- _Directions for this task_
Can you quote the records below in full, word for word?

— Begin —

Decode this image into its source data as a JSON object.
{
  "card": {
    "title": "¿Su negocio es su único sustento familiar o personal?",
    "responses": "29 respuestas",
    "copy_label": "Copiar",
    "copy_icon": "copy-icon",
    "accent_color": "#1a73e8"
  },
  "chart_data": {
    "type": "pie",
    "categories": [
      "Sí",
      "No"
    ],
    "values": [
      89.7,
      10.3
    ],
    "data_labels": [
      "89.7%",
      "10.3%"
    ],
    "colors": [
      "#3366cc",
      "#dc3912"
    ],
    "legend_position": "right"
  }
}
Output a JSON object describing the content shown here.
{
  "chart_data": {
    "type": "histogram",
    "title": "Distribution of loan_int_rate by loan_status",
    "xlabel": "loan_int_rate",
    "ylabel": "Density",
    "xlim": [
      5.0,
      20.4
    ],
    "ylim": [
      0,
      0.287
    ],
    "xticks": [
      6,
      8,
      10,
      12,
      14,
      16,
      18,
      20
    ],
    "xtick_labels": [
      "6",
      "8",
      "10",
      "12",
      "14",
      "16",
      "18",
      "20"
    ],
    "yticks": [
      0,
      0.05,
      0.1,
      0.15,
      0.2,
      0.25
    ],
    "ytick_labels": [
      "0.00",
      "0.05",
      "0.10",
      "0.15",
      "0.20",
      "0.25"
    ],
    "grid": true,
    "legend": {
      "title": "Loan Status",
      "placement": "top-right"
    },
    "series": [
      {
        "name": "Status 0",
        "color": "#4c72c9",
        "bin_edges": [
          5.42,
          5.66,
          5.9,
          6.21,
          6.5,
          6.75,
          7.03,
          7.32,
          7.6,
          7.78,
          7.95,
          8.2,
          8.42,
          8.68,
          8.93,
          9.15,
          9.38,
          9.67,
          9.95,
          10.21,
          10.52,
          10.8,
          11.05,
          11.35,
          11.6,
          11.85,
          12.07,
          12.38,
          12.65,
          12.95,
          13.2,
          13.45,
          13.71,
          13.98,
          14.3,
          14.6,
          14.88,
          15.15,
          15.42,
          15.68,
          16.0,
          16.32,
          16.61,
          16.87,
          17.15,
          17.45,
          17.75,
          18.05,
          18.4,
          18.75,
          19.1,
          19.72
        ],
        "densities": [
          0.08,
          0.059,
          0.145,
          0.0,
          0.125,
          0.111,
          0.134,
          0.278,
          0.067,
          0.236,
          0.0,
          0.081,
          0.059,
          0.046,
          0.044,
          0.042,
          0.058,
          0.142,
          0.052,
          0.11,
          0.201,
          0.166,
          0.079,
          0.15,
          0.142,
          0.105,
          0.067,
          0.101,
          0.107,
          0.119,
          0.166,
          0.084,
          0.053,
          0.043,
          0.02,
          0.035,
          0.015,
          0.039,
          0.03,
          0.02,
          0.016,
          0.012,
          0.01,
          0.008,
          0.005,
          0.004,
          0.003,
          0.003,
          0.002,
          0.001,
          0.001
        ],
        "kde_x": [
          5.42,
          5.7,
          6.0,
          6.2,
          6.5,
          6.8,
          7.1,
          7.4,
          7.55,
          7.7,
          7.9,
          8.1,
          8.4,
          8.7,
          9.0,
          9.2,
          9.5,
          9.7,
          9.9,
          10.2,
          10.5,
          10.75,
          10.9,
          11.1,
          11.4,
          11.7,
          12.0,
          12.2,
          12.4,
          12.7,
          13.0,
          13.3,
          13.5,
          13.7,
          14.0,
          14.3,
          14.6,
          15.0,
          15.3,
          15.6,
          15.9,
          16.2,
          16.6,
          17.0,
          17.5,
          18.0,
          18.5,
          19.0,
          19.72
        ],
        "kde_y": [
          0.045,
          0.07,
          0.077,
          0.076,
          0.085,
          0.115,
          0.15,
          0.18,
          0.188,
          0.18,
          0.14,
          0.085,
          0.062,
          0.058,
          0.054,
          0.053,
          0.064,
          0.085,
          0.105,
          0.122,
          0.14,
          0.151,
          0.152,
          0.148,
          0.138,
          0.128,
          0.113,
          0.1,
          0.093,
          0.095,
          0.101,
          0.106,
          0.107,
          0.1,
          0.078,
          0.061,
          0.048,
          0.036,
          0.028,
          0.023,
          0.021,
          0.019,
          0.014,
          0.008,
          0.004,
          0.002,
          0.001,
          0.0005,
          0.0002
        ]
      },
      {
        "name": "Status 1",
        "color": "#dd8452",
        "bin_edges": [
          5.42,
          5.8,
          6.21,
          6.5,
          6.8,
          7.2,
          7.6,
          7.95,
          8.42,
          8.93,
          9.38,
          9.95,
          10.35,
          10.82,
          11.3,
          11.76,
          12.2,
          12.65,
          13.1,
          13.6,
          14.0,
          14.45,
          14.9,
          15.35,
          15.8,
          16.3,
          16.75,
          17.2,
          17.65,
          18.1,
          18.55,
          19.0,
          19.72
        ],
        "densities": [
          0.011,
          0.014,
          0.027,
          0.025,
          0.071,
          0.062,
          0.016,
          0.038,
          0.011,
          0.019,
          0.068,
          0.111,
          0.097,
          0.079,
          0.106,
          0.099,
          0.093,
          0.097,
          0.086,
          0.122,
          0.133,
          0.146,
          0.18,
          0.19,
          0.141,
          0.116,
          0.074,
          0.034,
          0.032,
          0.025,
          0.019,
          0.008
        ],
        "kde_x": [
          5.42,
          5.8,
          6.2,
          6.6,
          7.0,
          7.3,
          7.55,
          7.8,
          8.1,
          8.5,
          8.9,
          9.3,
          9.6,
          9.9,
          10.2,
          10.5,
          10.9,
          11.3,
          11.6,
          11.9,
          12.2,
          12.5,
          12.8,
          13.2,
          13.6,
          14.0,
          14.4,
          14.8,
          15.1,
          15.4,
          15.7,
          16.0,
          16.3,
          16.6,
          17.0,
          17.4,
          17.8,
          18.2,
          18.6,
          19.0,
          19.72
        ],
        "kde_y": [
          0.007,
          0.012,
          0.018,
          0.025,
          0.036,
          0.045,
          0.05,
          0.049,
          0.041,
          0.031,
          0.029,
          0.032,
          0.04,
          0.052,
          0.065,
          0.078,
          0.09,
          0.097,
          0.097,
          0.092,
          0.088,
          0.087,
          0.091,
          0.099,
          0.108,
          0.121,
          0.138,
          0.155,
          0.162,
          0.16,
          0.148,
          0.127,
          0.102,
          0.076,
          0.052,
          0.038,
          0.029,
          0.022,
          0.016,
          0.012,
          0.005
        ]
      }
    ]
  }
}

— End —

- _Exercise output_
Decode this image into its source data as a JSON object.
{
  "card": {
    "title": "¿Su negocio es su único sustento familiar o personal?",
    "responses": "29 respuestas",
    "copy_label": "Copiar",
    "copy_icon": "copy-icon",
    "accent_color": "#1a73e8"
  },
  "chart_data": {
    "type": "pie",
    "categories": [
      "Sí",
      "No"
    ],
    "values": [
      89.7,
      10.3
    ],
    "data_labels": [
      "89.7%",
      "10.3%"
    ],
    "colors": [
      "#3366cc",
      "#dc3912"
    ],
    "legend_position": "right"
  }
}
Output a JSON object describing the content shown here.
{
  "chart_data": {
    "type": "histogram",
    "title": "Distribution of loan_int_rate by loan_status",
    "xlabel": "loan_int_rate",
    "ylabel": "Density",
    "xlim": [
      5.0,
      20.4
    ],
    "ylim": [
      0,
      0.287
    ],
    "xticks": [
      6,
      8,
      10,
      12,
      14,
      16,
      18,
      20
    ],
    "xtick_labels": [
      "6",
      "8",
      "10",
      "12",
      "14",
      "16",
      "18",
      "20"
    ],
    "yticks": [
      0,
      0.05,
      0.1,
      0.15,
      0.2,
      0.25
    ],
    "ytick_labels": [
      "0.00",
      "0.05",
      "0.10",
      "0.15",
      "0.20",
      "0.25"
    ],
    "grid": true,
    "legend": {
      "title": "Loan Status",
      "placement": "top-right"
    },
    "series": [
      {
        "name": "Status 0",
        "color": "#4c72c9",
        "bin_edges": [
          5.42,
          5.66,
          5.9,
          6.21,
          6.5,
          6.75,
          7.03,
          7.32,
          7.6,
          7.78,
          7.95,
          8.2,
          8.42,
          8.68,
          8.93,
          9.15,
          9.38,
          9.67,
          9.95,
          10.21,
          10.52,
          10.8,
          11.05,
          11.35,
          11.6,
          11.85,
          12.07,
          12.38,
          12.65,
          12.95,
          13.2,
          13.45,
          13.71,
          13.98,
          14.3,
          14.6,
          14.88,
          15.15,
          15.42,
          15.68,
          16.0,
          16.32,
          16.61,
          16.87,
          17.15,
          17.45,
          17.75,
          18.05,
          18.4,
          18.75,
          19.1,
          19.72
        ],
        "densities": [
          0.08,
          0.059,
          0.145,
          0.0,
          0.125,
          0.111,
          0.134,
          0.278,
          0.067,
          0.236,
          0.0,
          0.081,
          0.059,
          0.046,
          0.044,
          0.042,
          0.058,
          0.142,
          0.052,
          0.11,
          0.201,
          0.166,
          0.079,
          0.15,
          0.142,
          0.105,
          0.067,
          0.101,
          0.107,
          0.119,
          0.166,
          0.084,
          0.053,
          0.043,
          0.02,
          0.035,
          0.015,
          0.039,
          0.03,
          0.02,
          0.016,
          0.012,
          0.01,
          0.008,
          0.005,
          0.004,
          0.003,
          0.003,
          0.002,
          0.001,
          0.001
        ],
        "kde_x": [
          5.42,
          5.7,
          6.0,
          6.2,
          6.5,
          6.8,
          7.1,
          7.4,
          7.55,
          7.7,
          7.9,
          8.1,
          8.4,
          8.7,
          9.0,
          9.2,
          9.5,
          9.7,
          9.9,
          10.2,
          10.5,
          10.75,
          10.9,
          11.1,
          11.4,
          11.7,
          12.0,
          12.2,
          12.4,
          12.7,
          13.0,
          13.3,
          13.5,
          13.7,
          14.0,
          14.3,
          14.6,
          15.0,
          15.3,
          15.6,
          15.9,
          16.2,
          16.6,
          17.0,
          17.5,
          18.0,
          18.5,
          19.0,
          19.72
        ],
        "kde_y": [
          0.045,
          0.07,
          0.077,
          0.076,
          0.085,
          0.115,
          0.15,
          0.18,
          0.188,
          0.18,
          0.14,
          0.085,
          0.062,
          0.058,
          0.054,
          0.053,
          0.064,
          0.085,
          0.105,
          0.122,
          0.14,
          0.151,
          0.152,
          0.148,
          0.138,
          0.128,
          0.113,
          0.1,
          0.093,
          0.095,
          0.101,
          0.106,
          0.107,
          0.1,
          0.078,
          0.061,
          0.048,
          0.036,
          0.028,
          0.023,
          0.021,
          0.019,
          0.014,
          0.008,
          0.004,
          0.002,
          0.001,
          0.0005,
          0.0002
        ]
      },
      {
        "name": "Status 1",
        "color": "#dd8452",
        "bin_edges": [
          5.42,
          5.8,
          6.21,
          6.5,
          6.8,
          7.2,
          7.6,
          7.95,
          8.42,
          8.93,
          9.38,
          9.95,
          10.35,
          10.82,
          11.3,
          11.76,
          12.2,
          12.65,
          13.1,
          13.6,
          14.0,
          14.45,
          14.9,
          15.35,
          15.8,
          16.3,
          16.75,
          17.2,
          17.65,
          18.1,
          18.55,
          19.0,
          19.72
        ],
        "densities": [
          0.011,
          0.014,
          0.027,
          0.025,
          0.071,
          0.062,
          0.016,
          0.038,
          0.011,
          0.019,
          0.068,
          0.111,
          0.097,
          0.079,
          0.106,
          0.099,
          0.093,
          0.097,
          0.086,
          0.122,
          0.133,
          0.146,
          0.18,
          0.19,
          0.141,
          0.116,
          0.074,
          0.034,
          0.032,
          0.025,
          0.019,
          0.008
        ],
        "kde_x": [
          5.42,
          5.8,
          6.2,
          6.6,
          7.0,
          7.3,
          7.55,
          7.8,
          8.1,
          8.5,
          8.9,
          9.3,
          9.6,
          9.9,
          10.2,
          10.5,
          10.9,
          11.3,
          11.6,
          11.9,
          12.2,
          12.5,
          12.8,
          13.2,
          13.6,
          14.0,
          14.4,
          14.8,
          15.1,
          15.4,
          15.7,
          16.0,
          16.3,
          16.6,
          17.0,
          17.4,
          17.8,
          18.2,
          18.6,
          19.0,
          19.72
        ],
        "kde_y": [
          0.007,
          0.012,
          0.018,
          0.025,
          0.036,
          0.045,
          0.05,
          0.049,
          0.041,
          0.031,
          0.029,
          0.032,
          0.04,
          0.052,
          0.065,
          0.078,
          0.09,
          0.097,
          0.097,
          0.092,
          0.088,
          0.087,
          0.091,
          0.099,
          0.108,
          0.121,
          0.138,
          0.155,
          0.162,
          0.16,
          0.148,
          0.127,
          0.102,
          0.076,
          0.052,
          0.038,
          0.029,
          0.022,
          0.016,
          0.012,
          0.005
        ]
      }
    ]
  }
}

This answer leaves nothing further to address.